╭─ Provided data

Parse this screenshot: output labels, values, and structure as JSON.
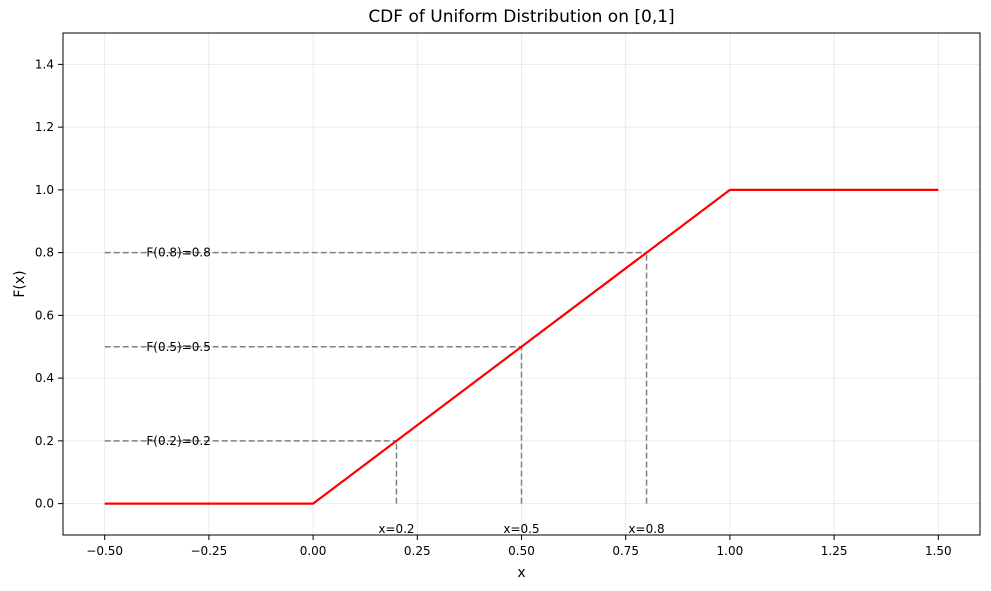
{
  "chart_data": {
    "type": "line",
    "title": "CDF of Uniform Distribution on [0,1]",
    "xlabel": "x",
    "ylabel": "F(x)",
    "xlim": [
      -0.6,
      1.6
    ],
    "ylim": [
      -0.1,
      1.5
    ],
    "xticks": [
      -0.5,
      -0.25,
      0.0,
      0.25,
      0.5,
      0.75,
      1.0,
      1.25,
      1.5
    ],
    "xtick_labels": [
      "−0.50",
      "−0.25",
      "0.00",
      "0.25",
      "0.50",
      "0.75",
      "1.00",
      "1.25",
      "1.50"
    ],
    "yticks": [
      0.0,
      0.2,
      0.4,
      0.6,
      0.8,
      1.0,
      1.2,
      1.4
    ],
    "ytick_labels": [
      "0.0",
      "0.2",
      "0.4",
      "0.6",
      "0.8",
      "1.0",
      "1.2",
      "1.4"
    ],
    "grid": true,
    "series": [
      {
        "color": "#ff0000",
        "x": [
          -0.5,
          0.0,
          1.0,
          1.5
        ],
        "y": [
          0.0,
          0.0,
          1.0,
          1.0
        ]
      }
    ],
    "reference_points": [
      {
        "x": 0.2,
        "y": 0.2,
        "x_label": "x=0.2",
        "y_label": "F(0.2)=0.2"
      },
      {
        "x": 0.5,
        "y": 0.5,
        "x_label": "x=0.5",
        "y_label": "F(0.5)=0.5"
      },
      {
        "x": 0.8,
        "y": 0.8,
        "x_label": "x=0.8",
        "y_label": "F(0.8)=0.8"
      }
    ],
    "reference_line_color": "#808080"
  }
}
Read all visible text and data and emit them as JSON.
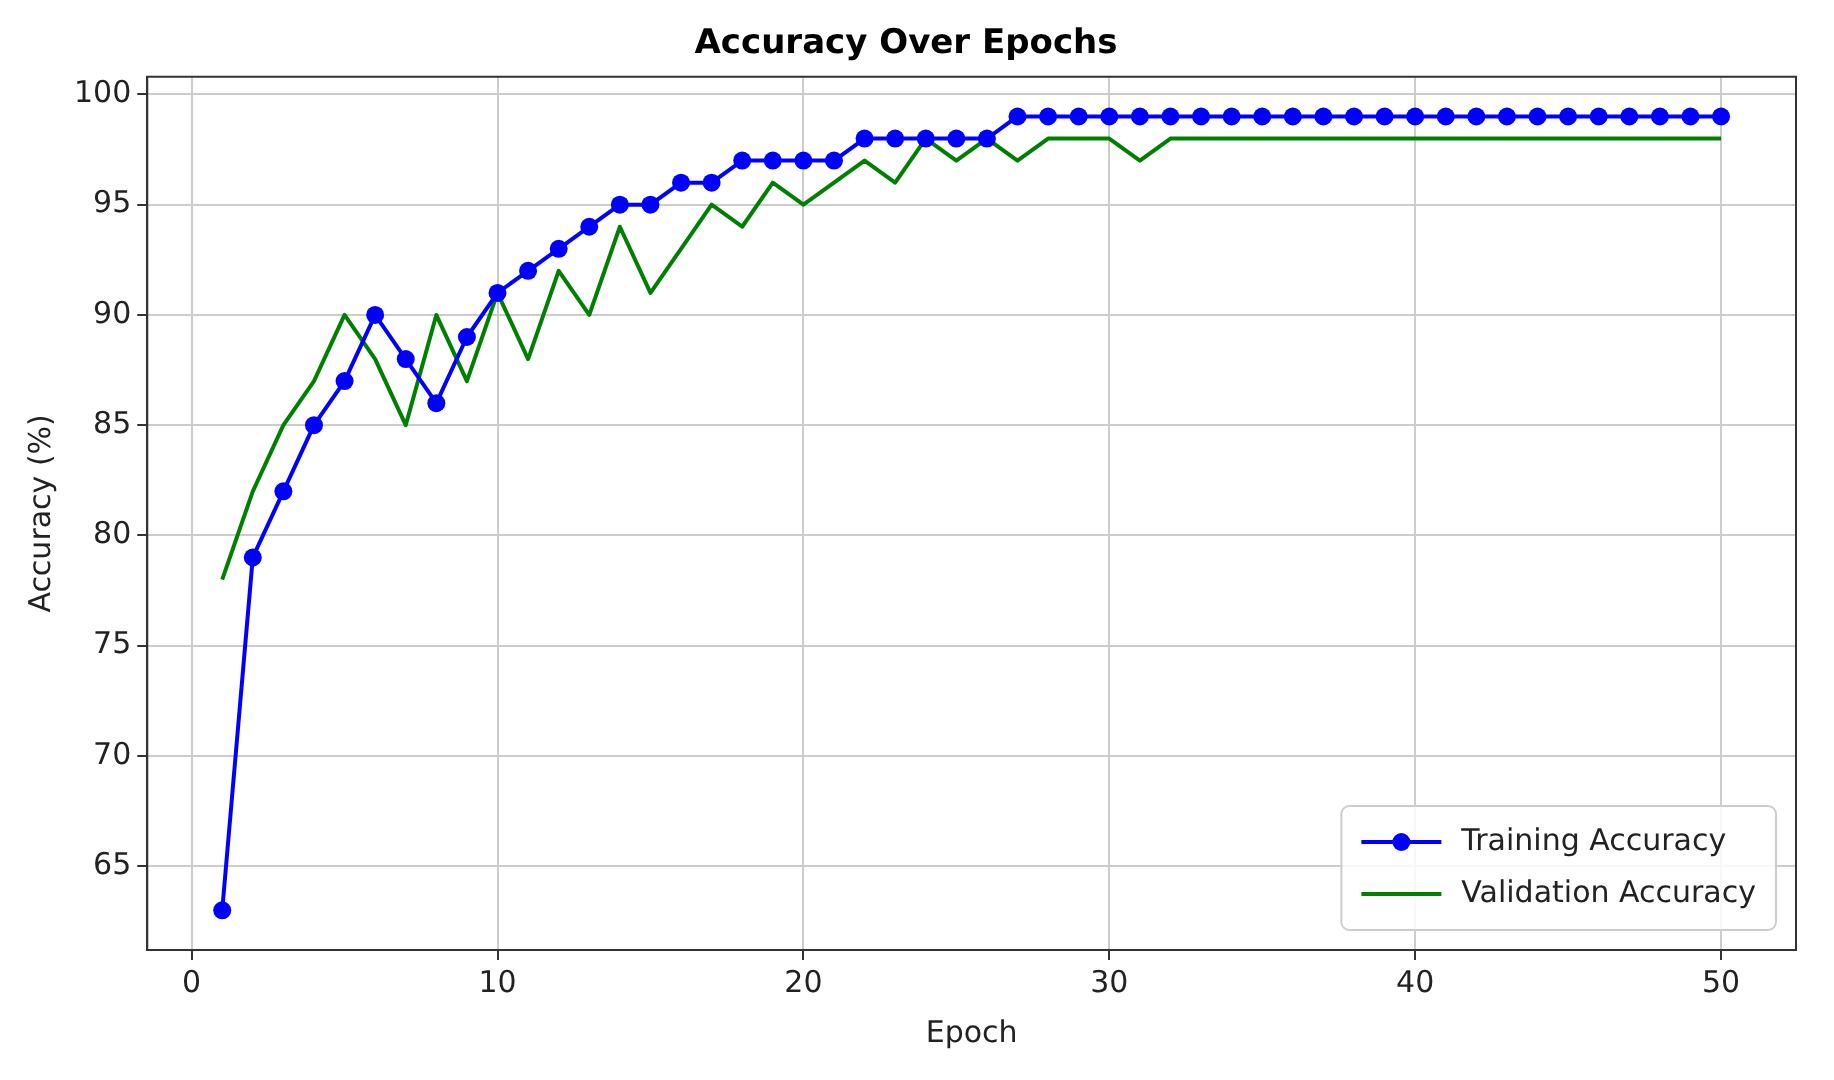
{
  "chart_data": {
    "type": "line",
    "title": "Accuracy Over Epochs",
    "xlabel": "Epoch",
    "ylabel": "Accuracy (%)",
    "x": [
      1,
      2,
      3,
      4,
      5,
      6,
      7,
      8,
      9,
      10,
      11,
      12,
      13,
      14,
      15,
      16,
      17,
      18,
      19,
      20,
      21,
      22,
      23,
      24,
      25,
      26,
      27,
      28,
      29,
      30,
      31,
      32,
      33,
      34,
      35,
      36,
      37,
      38,
      39,
      40,
      41,
      42,
      43,
      44,
      45,
      46,
      47,
      48,
      49,
      50
    ],
    "series": [
      {
        "name": "Training Accuracy",
        "color": "#0000ff",
        "marker": "circle",
        "values": [
          63,
          79,
          82,
          85,
          87,
          90,
          88,
          86,
          89,
          91,
          92,
          93,
          94,
          95,
          95,
          96,
          96,
          97,
          97,
          97,
          97,
          98,
          98,
          98,
          98,
          98,
          99,
          99,
          99,
          99,
          99,
          99,
          99,
          99,
          99,
          99,
          99,
          99,
          99,
          99,
          99,
          99,
          99,
          99,
          99,
          99,
          99,
          99,
          99,
          99
        ]
      },
      {
        "name": "Validation Accuracy",
        "color": "#008000",
        "marker": "none",
        "values": [
          78,
          82,
          85,
          87,
          90,
          88,
          85,
          90,
          87,
          91,
          88,
          92,
          90,
          94,
          91,
          93,
          95,
          94,
          96,
          95,
          96,
          97,
          96,
          98,
          97,
          98,
          97,
          98,
          98,
          98,
          97,
          98,
          98,
          98,
          98,
          98,
          98,
          98,
          98,
          98,
          98,
          98,
          98,
          98,
          98,
          98,
          98,
          98,
          98,
          98
        ]
      }
    ],
    "xlim": [
      -1.45,
      52.45
    ],
    "xticks": [
      0,
      10,
      20,
      30,
      40,
      50
    ],
    "ylim": [
      61.2,
      100.8
    ],
    "yticks": [
      65,
      70,
      75,
      80,
      85,
      90,
      95,
      100
    ],
    "grid": true,
    "legend": "bottom right",
    "line_style": "solid"
  }
}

╰─

§ **Objective**:
Your copy of the data should match it exactly, except that pictures are left out.

§ **Exercise output**:
Parse this screenshot: output labels, values, and structure as JSON.
{
  "chart_data": {
    "type": "line",
    "title": "CDF of Uniform Distribution on [0,1]",
    "xlabel": "x",
    "ylabel": "F(x)",
    "xlim": [
      -0.6,
      1.6
    ],
    "ylim": [
      -0.1,
      1.5
    ],
    "xticks": [
      -0.5,
      -0.25,
      0.0,
      0.25,
      0.5,
      0.75,
      1.0,
      1.25,
      1.5
    ],
    "xtick_labels": [
      "−0.50",
      "−0.25",
      "0.00",
      "0.25",
      "0.50",
      "0.75",
      "1.00",
      "1.25",
      "1.50"
    ],
    "yticks": [
      0.0,
      0.2,
      0.4,
      0.6,
      0.8,
      1.0,
      1.2,
      1.4
    ],
    "ytick_labels": [
      "0.0",
      "0.2",
      "0.4",
      "0.6",
      "0.8",
      "1.0",
      "1.2",
      "1.4"
    ],
    "grid": true,
    "series": [
      {
        "color": "#ff0000",
        "x": [
          -0.5,
          0.0,
          1.0,
          1.5
        ],
        "y": [
          0.0,
          0.0,
          1.0,
          1.0
        ]
      }
    ],
    "reference_points": [
      {
        "x": 0.2,
        "y": 0.2,
        "x_label": "x=0.2",
        "y_label": "F(0.2)=0.2"
      },
      {
        "x": 0.5,
        "y": 0.5,
        "x_label": "x=0.5",
        "y_label": "F(0.5)=0.5"
      },
      {
        "x": 0.8,
        "y": 0.8,
        "x_label": "x=0.8",
        "y_label": "F(0.8)=0.8"
      }
    ],
    "reference_line_color": "#808080"
  }
}
Read all visible text and data and emit them as JSON.
{
  "chart_data": {
    "type": "line",
    "title": "Accuracy Over Epochs",
    "xlabel": "Epoch",
    "ylabel": "Accuracy (%)",
    "x": [
      1,
      2,
      3,
      4,
      5,
      6,
      7,
      8,
      9,
      10,
      11,
      12,
      13,
      14,
      15,
      16,
      17,
      18,
      19,
      20,
      21,
      22,
      23,
      24,
      25,
      26,
      27,
      28,
      29,
      30,
      31,
      32,
      33,
      34,
      35,
      36,
      37,
      38,
      39,
      40,
      41,
      42,
      43,
      44,
      45,
      46,
      47,
      48,
      49,
      50
    ],
    "series": [
      {
        "name": "Training Accuracy",
        "color": "#0000ff",
        "marker": "circle",
        "values": [
          63,
          79,
          82,
          85,
          87,
          90,
          88,
          86,
          89,
          91,
          92,
          93,
          94,
          95,
          95,
          96,
          96,
          97,
          97,
          97,
          97,
          98,
          98,
          98,
          98,
          98,
          99,
          99,
          99,
          99,
          99,
          99,
          99,
          99,
          99,
          99,
          99,
          99,
          99,
          99,
          99,
          99,
          99,
          99,
          99,
          99,
          99,
          99,
          99,
          99
        ]
      },
      {
        "name": "Validation Accuracy",
        "color": "#008000",
        "marker": "none",
        "values": [
          78,
          82,
          85,
          87,
          90,
          88,
          85,
          90,
          87,
          91,
          88,
          92,
          90,
          94,
          91,
          93,
          95,
          94,
          96,
          95,
          96,
          97,
          96,
          98,
          97,
          98,
          97,
          98,
          98,
          98,
          97,
          98,
          98,
          98,
          98,
          98,
          98,
          98,
          98,
          98,
          98,
          98,
          98,
          98,
          98,
          98,
          98,
          98,
          98,
          98
        ]
      }
    ],
    "xlim": [
      -1.45,
      52.45
    ],
    "xticks": [
      0,
      10,
      20,
      30,
      40,
      50
    ],
    "ylim": [
      61.2,
      100.8
    ],
    "yticks": [
      65,
      70,
      75,
      80,
      85,
      90,
      95,
      100
    ],
    "grid": true,
    "legend": "bottom right",
    "line_style": "solid"
  }
}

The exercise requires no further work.